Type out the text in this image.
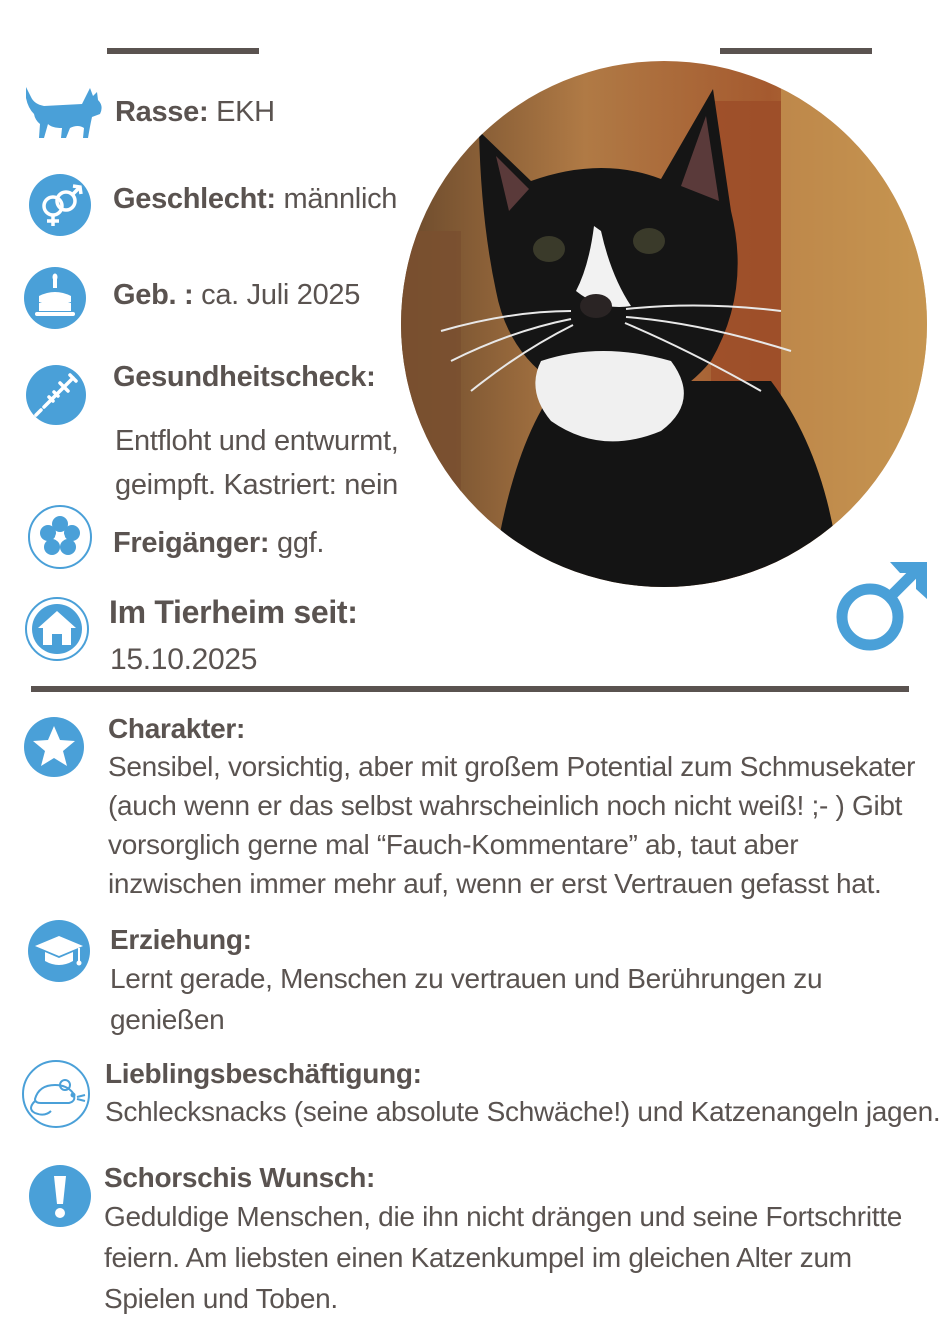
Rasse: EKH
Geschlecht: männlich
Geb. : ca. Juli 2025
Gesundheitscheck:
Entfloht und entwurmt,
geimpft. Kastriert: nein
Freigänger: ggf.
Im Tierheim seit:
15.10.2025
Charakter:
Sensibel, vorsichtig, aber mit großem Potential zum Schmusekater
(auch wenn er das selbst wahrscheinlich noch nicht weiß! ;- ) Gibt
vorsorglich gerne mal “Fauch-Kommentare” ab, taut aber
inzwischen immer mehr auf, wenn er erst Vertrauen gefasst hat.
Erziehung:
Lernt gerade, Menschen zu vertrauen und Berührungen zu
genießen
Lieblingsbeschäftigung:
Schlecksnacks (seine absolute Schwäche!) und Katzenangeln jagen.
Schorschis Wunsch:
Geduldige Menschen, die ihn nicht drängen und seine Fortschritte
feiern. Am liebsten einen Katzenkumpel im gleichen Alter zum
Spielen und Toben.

==

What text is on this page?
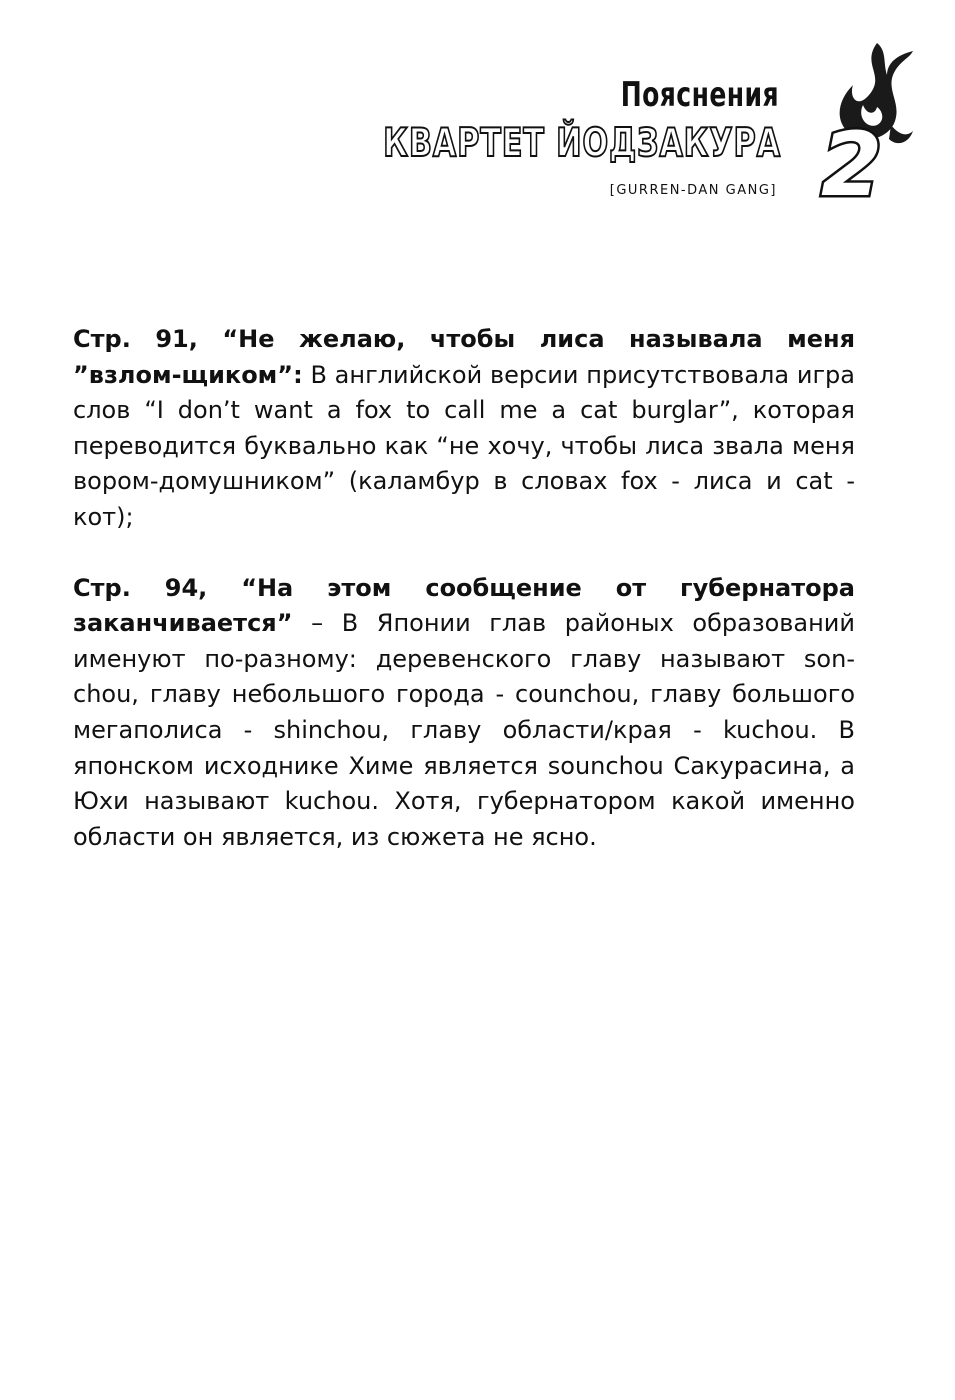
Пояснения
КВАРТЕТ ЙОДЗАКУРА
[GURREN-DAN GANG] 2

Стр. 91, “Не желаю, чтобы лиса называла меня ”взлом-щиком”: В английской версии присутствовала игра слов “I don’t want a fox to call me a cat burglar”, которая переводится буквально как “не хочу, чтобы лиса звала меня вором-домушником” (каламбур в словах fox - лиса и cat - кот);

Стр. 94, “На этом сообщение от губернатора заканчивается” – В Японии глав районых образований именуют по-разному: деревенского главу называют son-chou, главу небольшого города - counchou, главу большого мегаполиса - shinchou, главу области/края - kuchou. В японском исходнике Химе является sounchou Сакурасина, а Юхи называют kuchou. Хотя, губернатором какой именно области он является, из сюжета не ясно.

Do this: Give the count of lines in the data shown above that contain "seine", and nothing else.

Response to this task: 2